Copy each of the entries below faithfully, setting aside any pictures.

>> start

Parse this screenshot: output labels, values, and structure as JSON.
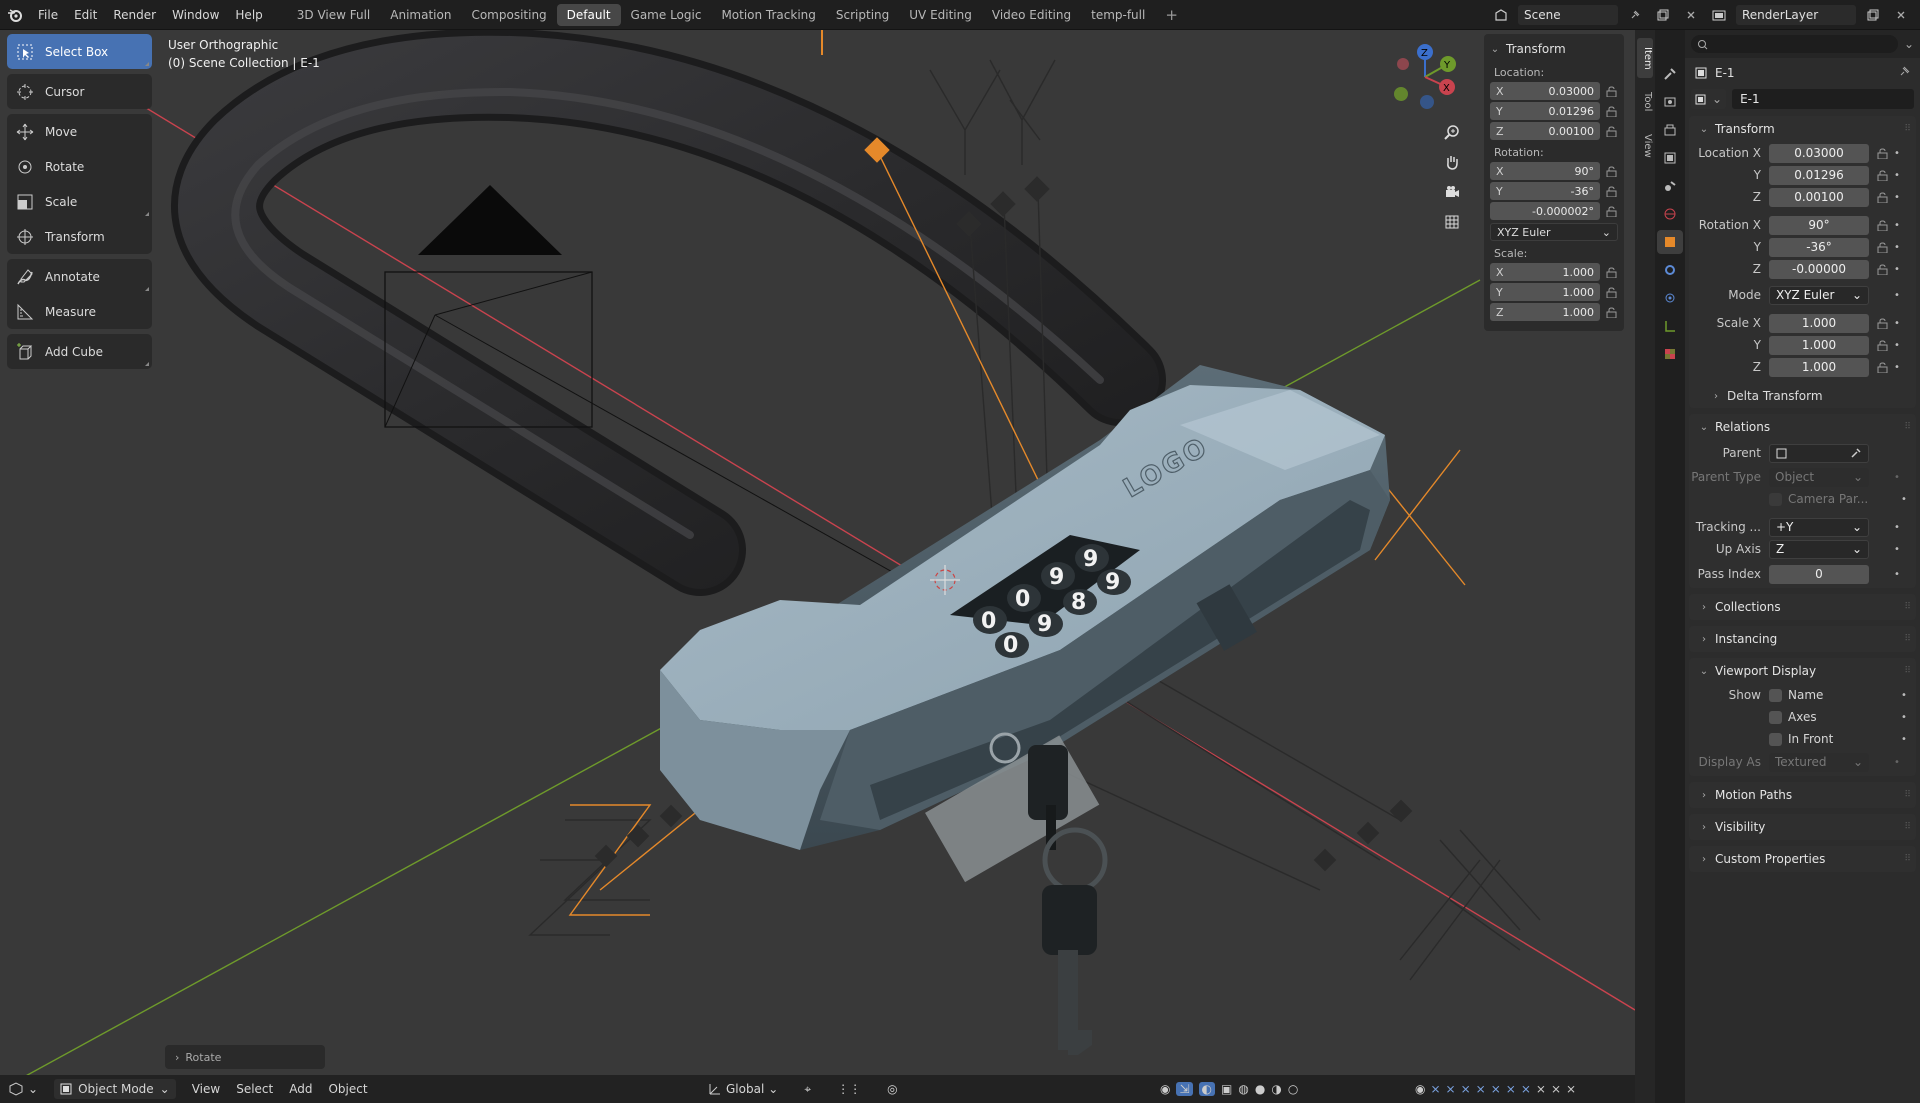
{
  "topbar": {
    "menus": [
      "File",
      "Edit",
      "Render",
      "Window",
      "Help"
    ],
    "workspaces": [
      "3D View Full",
      "Animation",
      "Compositing",
      "Default",
      "Game Logic",
      "Motion Tracking",
      "Scripting",
      "UV Editing",
      "Video Editing",
      "temp-full"
    ],
    "active_workspace": "Default",
    "plus": "+",
    "scene": "Scene",
    "render_layer": "RenderLayer"
  },
  "toolbar": {
    "tools": [
      {
        "label": "Select Box",
        "icon": "select-box-icon",
        "active": true
      },
      {
        "label": "Cursor",
        "icon": "cursor-icon"
      },
      {
        "label": "Move",
        "icon": "move-icon"
      },
      {
        "label": "Rotate",
        "icon": "rotate-icon"
      },
      {
        "label": "Scale",
        "icon": "scale-icon"
      },
      {
        "label": "Transform",
        "icon": "transform-icon"
      },
      {
        "label": "Annotate",
        "icon": "annotate-icon"
      },
      {
        "label": "Measure",
        "icon": "measure-icon"
      },
      {
        "label": "Add Cube",
        "icon": "add-cube-icon"
      }
    ]
  },
  "viewport": {
    "view_name": "User Orthographic",
    "collection": "(0) Scene Collection | E-1",
    "lock_logo": "LOGO",
    "dial_digits": [
      "0",
      "0",
      "9",
      "9",
      "0",
      "9",
      "8",
      "9"
    ],
    "redo_panel": "Rotate",
    "gizmo": {
      "x": "X",
      "y": "Y",
      "z": "Z"
    },
    "tabs": [
      "Item",
      "Tool",
      "View"
    ]
  },
  "npanel": {
    "title": "Transform",
    "location_label": "Location:",
    "location": [
      {
        "axis": "X",
        "value": "0.03000"
      },
      {
        "axis": "Y",
        "value": "0.01296"
      },
      {
        "axis": "Z",
        "value": "0.00100"
      }
    ],
    "rotation_label": "Rotation:",
    "rotation": [
      {
        "axis": "X",
        "value": "90°"
      },
      {
        "axis": "Y",
        "value": "-36°"
      },
      {
        "axis": "",
        "value": "-0.000002°"
      }
    ],
    "rotation_mode": "XYZ Euler",
    "scale_label": "Scale:",
    "scale": [
      {
        "axis": "X",
        "value": "1.000"
      },
      {
        "axis": "Y",
        "value": "1.000"
      },
      {
        "axis": "Z",
        "value": "1.000"
      }
    ]
  },
  "header": {
    "mode": "Object Mode",
    "menus": [
      "View",
      "Select",
      "Add",
      "Object"
    ],
    "orientation": "Global"
  },
  "properties": {
    "object_name": "E-1",
    "transform": {
      "title": "Transform",
      "location_x_label": "Location X",
      "location_x": "0.03000",
      "y_label": "Y",
      "location_y": "0.01296",
      "z_label": "Z",
      "location_z": "0.00100",
      "rotation_x_label": "Rotation X",
      "rotation_x": "90°",
      "rotation_y": "-36°",
      "rotation_z": "-0.00000",
      "mode_label": "Mode",
      "mode": "XYZ Euler",
      "scale_x_label": "Scale X",
      "scale_x": "1.000",
      "scale_y": "1.000",
      "scale_z": "1.000",
      "delta": "Delta Transform"
    },
    "relations": {
      "title": "Relations",
      "parent_label": "Parent",
      "parent_type_label": "Parent Type",
      "parent_type": "Object",
      "camera_parent": "Camera Par...",
      "tracking_label": "Tracking ...",
      "tracking": "+Y",
      "up_axis_label": "Up Axis",
      "up_axis": "Z",
      "pass_index_label": "Pass Index",
      "pass_index": "0"
    },
    "collections": "Collections",
    "instancing": "Instancing",
    "viewport_display": {
      "title": "Viewport Display",
      "show_label": "Show",
      "name": "Name",
      "axes": "Axes",
      "in_front": "In Front",
      "display_as_label": "Display As",
      "display_as": "Textured"
    },
    "motion_paths": "Motion Paths",
    "visibility": "Visibility",
    "custom_properties": "Custom Properties"
  },
  "colors": {
    "accent": "#4772b3",
    "viewport_bg": "#393939",
    "orange": "#e5892a",
    "x_axis": "#c9434e",
    "y_axis": "#6e9a2b"
  }
}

>> end

> [SOLUTION FOR THIS PROBLEM]
Parse this screenshot: output labels, values, and structure as JSON.
{
  "topbar": {
    "menus": [
      "File",
      "Edit",
      "Render",
      "Window",
      "Help"
    ],
    "workspaces": [
      "3D View Full",
      "Animation",
      "Compositing",
      "Default",
      "Game Logic",
      "Motion Tracking",
      "Scripting",
      "UV Editing",
      "Video Editing",
      "temp-full"
    ],
    "active_workspace": "Default",
    "plus": "+",
    "scene": "Scene",
    "render_layer": "RenderLayer"
  },
  "toolbar": {
    "tools": [
      {
        "label": "Select Box",
        "icon": "select-box-icon",
        "active": true
      },
      {
        "label": "Cursor",
        "icon": "cursor-icon"
      },
      {
        "label": "Move",
        "icon": "move-icon"
      },
      {
        "label": "Rotate",
        "icon": "rotate-icon"
      },
      {
        "label": "Scale",
        "icon": "scale-icon"
      },
      {
        "label": "Transform",
        "icon": "transform-icon"
      },
      {
        "label": "Annotate",
        "icon": "annotate-icon"
      },
      {
        "label": "Measure",
        "icon": "measure-icon"
      },
      {
        "label": "Add Cube",
        "icon": "add-cube-icon"
      }
    ]
  },
  "viewport": {
    "view_name": "User Orthographic",
    "collection": "(0) Scene Collection | E-1",
    "lock_logo": "LOGO",
    "dial_digits": [
      "0",
      "0",
      "9",
      "9",
      "0",
      "9",
      "8",
      "9"
    ],
    "redo_panel": "Rotate",
    "gizmo": {
      "x": "X",
      "y": "Y",
      "z": "Z"
    },
    "tabs": [
      "Item",
      "Tool",
      "View"
    ]
  },
  "npanel": {
    "title": "Transform",
    "location_label": "Location:",
    "location": [
      {
        "axis": "X",
        "value": "0.03000"
      },
      {
        "axis": "Y",
        "value": "0.01296"
      },
      {
        "axis": "Z",
        "value": "0.00100"
      }
    ],
    "rotation_label": "Rotation:",
    "rotation": [
      {
        "axis": "X",
        "value": "90°"
      },
      {
        "axis": "Y",
        "value": "-36°"
      },
      {
        "axis": "",
        "value": "-0.000002°"
      }
    ],
    "rotation_mode": "XYZ Euler",
    "scale_label": "Scale:",
    "scale": [
      {
        "axis": "X",
        "value": "1.000"
      },
      {
        "axis": "Y",
        "value": "1.000"
      },
      {
        "axis": "Z",
        "value": "1.000"
      }
    ]
  },
  "header": {
    "mode": "Object Mode",
    "menus": [
      "View",
      "Select",
      "Add",
      "Object"
    ],
    "orientation": "Global"
  },
  "properties": {
    "object_name": "E-1",
    "transform": {
      "title": "Transform",
      "location_x_label": "Location X",
      "location_x": "0.03000",
      "y_label": "Y",
      "location_y": "0.01296",
      "z_label": "Z",
      "location_z": "0.00100",
      "rotation_x_label": "Rotation X",
      "rotation_x": "90°",
      "rotation_y": "-36°",
      "rotation_z": "-0.00000",
      "mode_label": "Mode",
      "mode": "XYZ Euler",
      "scale_x_label": "Scale X",
      "scale_x": "1.000",
      "scale_y": "1.000",
      "scale_z": "1.000",
      "delta": "Delta Transform"
    },
    "relations": {
      "title": "Relations",
      "parent_label": "Parent",
      "parent_type_label": "Parent Type",
      "parent_type": "Object",
      "camera_parent": "Camera Par...",
      "tracking_label": "Tracking ...",
      "tracking": "+Y",
      "up_axis_label": "Up Axis",
      "up_axis": "Z",
      "pass_index_label": "Pass Index",
      "pass_index": "0"
    },
    "collections": "Collections",
    "instancing": "Instancing",
    "viewport_display": {
      "title": "Viewport Display",
      "show_label": "Show",
      "name": "Name",
      "axes": "Axes",
      "in_front": "In Front",
      "display_as_label": "Display As",
      "display_as": "Textured"
    },
    "motion_paths": "Motion Paths",
    "visibility": "Visibility",
    "custom_properties": "Custom Properties"
  },
  "colors": {
    "accent": "#4772b3",
    "viewport_bg": "#393939",
    "orange": "#e5892a",
    "x_axis": "#c9434e",
    "y_axis": "#6e9a2b"
  }
}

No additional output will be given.